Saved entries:

+ + + + + + +

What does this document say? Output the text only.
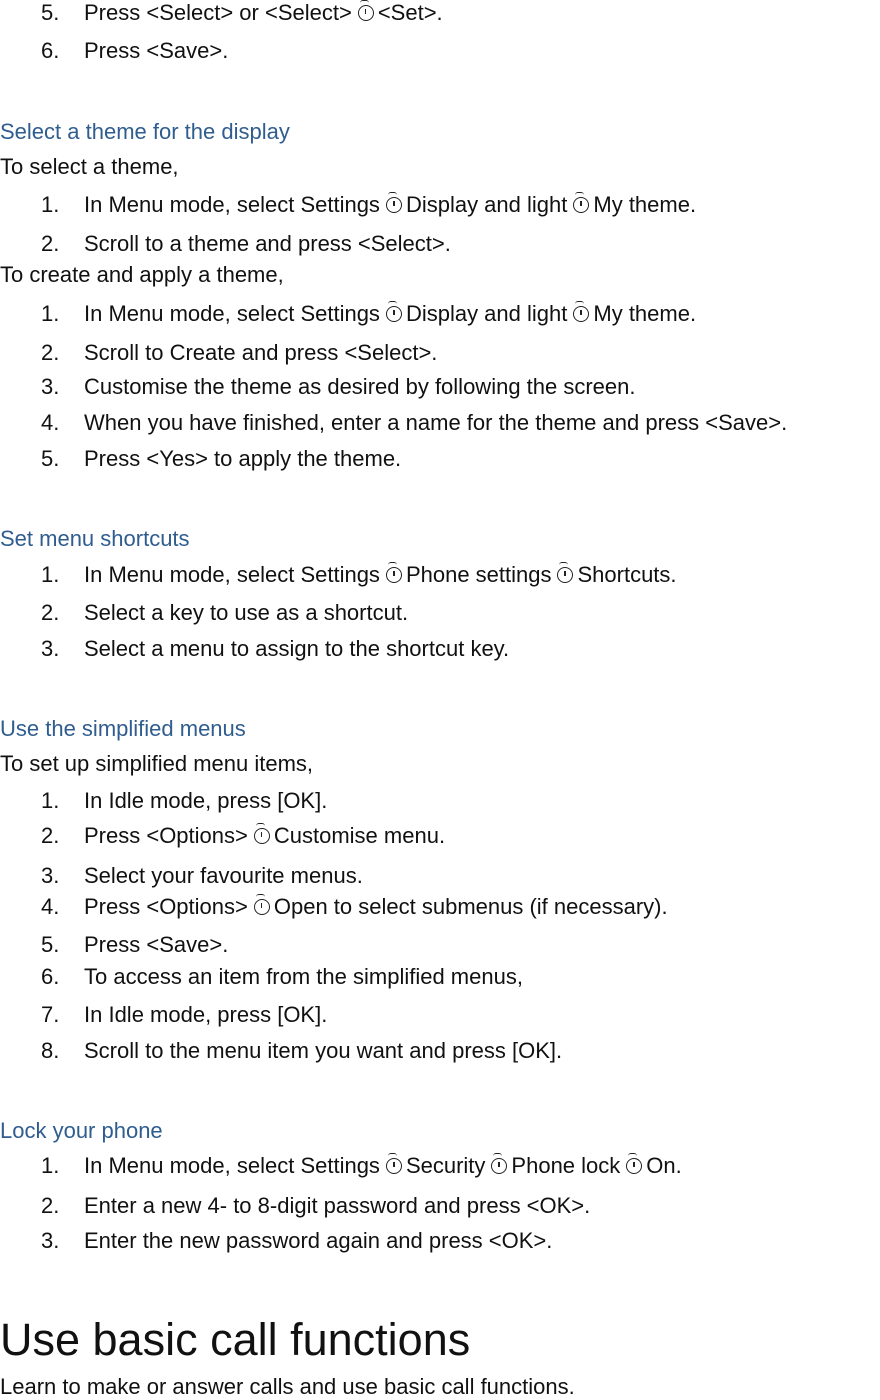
5. Press <Select> or <Select> <Set>.
6. Press <Save>.
Select a theme for the display
To select a theme,
1. In Menu mode, select Settings Display and light My theme.
2. Scroll to a theme and press <Select>.
To create and apply a theme,
1. In Menu mode, select Settings Display and light My theme.
2. Scroll to Create and press <Select>.
3. Customise the theme as desired by following the screen.
4. When you have finished, enter a name for the theme and press <Save>.
5. Press <Yes> to apply the theme.
Set menu shortcuts
1. In Menu mode, select Settings Phone settings Shortcuts.
2. Select a key to use as a shortcut.
3. Select a menu to assign to the shortcut key.
Use the simplified menus
To set up simplified menu items,
1. In Idle mode, press [OK].
2. Press <Options> Customise menu.
3. Select your favourite menus.
4. Press <Options> Open to select submenus (if necessary).
5. Press <Save>.
6. To access an item from the simplified menus,
7. In Idle mode, press [OK].
8. Scroll to the menu item you want and press [OK].
Lock your phone
1. In Menu mode, select Settings Security Phone lock On.
2. Enter a new 4- to 8-digit password and press <OK>.
3. Enter the new password again and press <OK>.
Use basic call functions
Learn to make or answer calls and use basic call functions.
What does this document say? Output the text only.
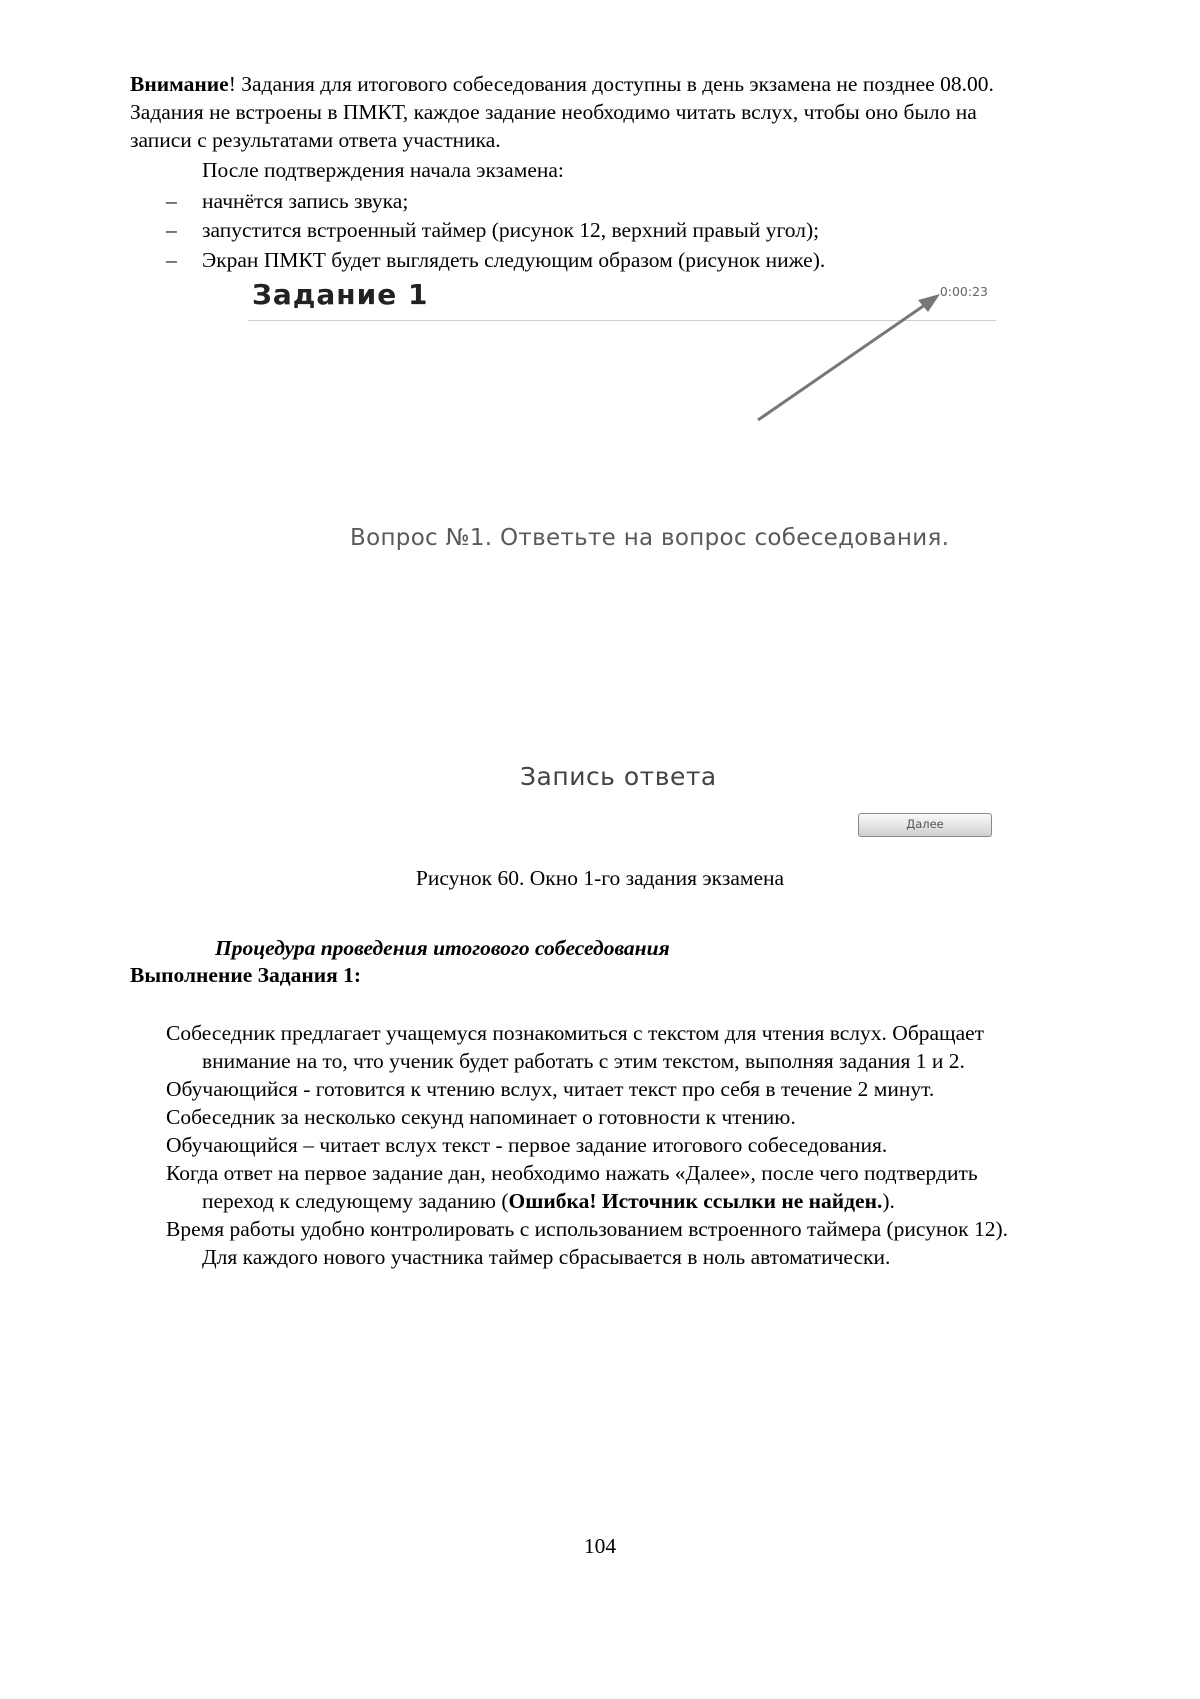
Внимание! Задания для итогового собеседования доступны в день экзамена не позднее 08.00.
Задания не встроены в ПМКТ, каждое задание необходимо читать вслух, чтобы оно было на
записи с результатами ответа участника.
После подтверждения начала экзамена:
– начнётся запись звука;
– запустится встроенный таймер (рисунок 12, верхний правый угол);
– Экран ПМКТ будет выглядеть следующим образом (рисунок ниже).
Задание 1	0:00:23
Вопрос №1. Ответьте на вопрос собеседования.
Запись ответа
Далее
Рисунок 60. Окно 1-го задания экзамена
Процедура проведения итогового собеседования
Выполнение Задания 1:
Собеседник предлагает учащемуся познакомиться с текстом для чтения вслух. Обращает
внимание на то, что ученик будет работать с этим текстом, выполняя задания 1 и 2.
Обучающийся - готовится к чтению вслух, читает текст про себя в течение 2 минут.
Собеседник за несколько секунд напоминает о готовности к чтению.
Обучающийся – читает вслух текст - первое задание итогового собеседования.
Когда ответ на первое задание дан, необходимо нажать «Далее», после чего подтвердить
переход к следующему заданию (Ошибка! Источник ссылки не найден.).
Время работы удобно контролировать с использованием встроенного таймера (рисунок 12).
Для каждого нового участника таймер сбрасывается в ноль автоматически.
104
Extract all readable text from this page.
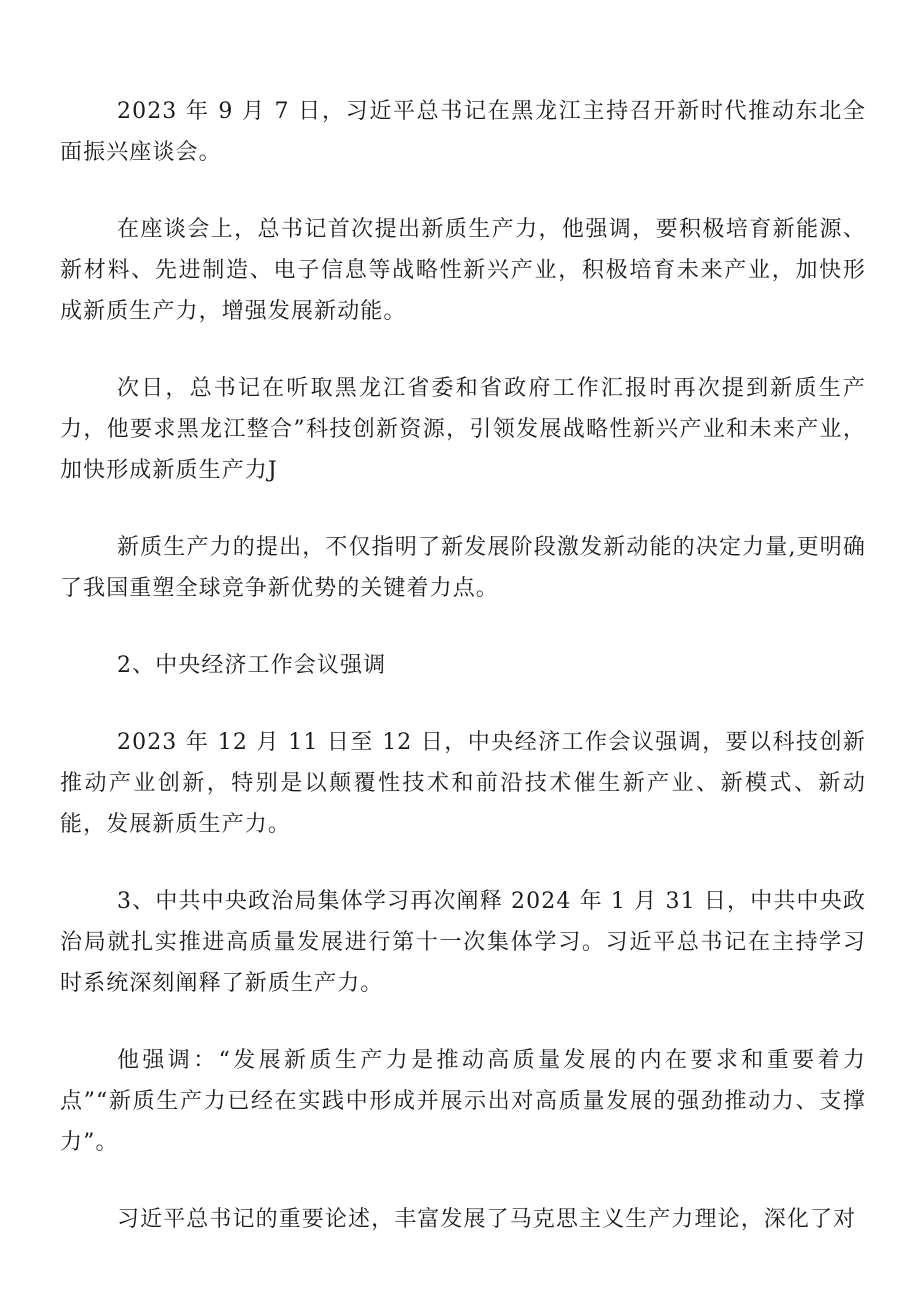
2023 年 9 月 7 日，习近平总书记在黑龙江主持召开新时代推动东北全面振兴座谈会。

在座谈会上，总书记首次提出新质生产力，他强调，要积极培育新能源、新材料、先进制造、电子信息等战略性新兴产业，积极培育未来产业，加快形成新质生产力，增强发展新动能。

次日，总书记在听取黑龙江省委和省政府工作汇报时再次提到新质生产力，他要求黑龙江整合”科技创新资源，引领发展战略性新兴产业和未来产业，加快形成新质生产力J

新质生产力的提出，不仅指明了新发展阶段激发新动能的决定力量,更明确了我国重塑全球竞争新优势的关键着力点。

2、中央经济工作会议强调

2023 年 12 月 11 日至 12 日，中央经济工作会议强调，要以科技创新推动产业创新，特别是以颠覆性技术和前沿技术催生新产业、新模式、新动能，发展新质生产力。

3、中共中央政治局集体学习再次阐释 2024 年 1 月 31 日，中共中央政治局就扎实推进高质量发展进行第十一次集体学习。习近平总书记在主持学习时系统深刻阐释了新质生产力。

他强调：“发展新质生产力是推动高质量发展的内在要求和重要着力点”“新质生产力已经在实践中形成并展示出对高质量发展的强劲推动力、支撑力”。

习近平总书记的重要论述，丰富发展了马克思主义生产力理论，深化了对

+ + + + + + +

• WHAT YOU HAVE TO DO: Lines from the records above that hold "your" are the ones to list.

• RESULT OF THE EXERCISE:
3. Select your favourite menus.
Lock your phone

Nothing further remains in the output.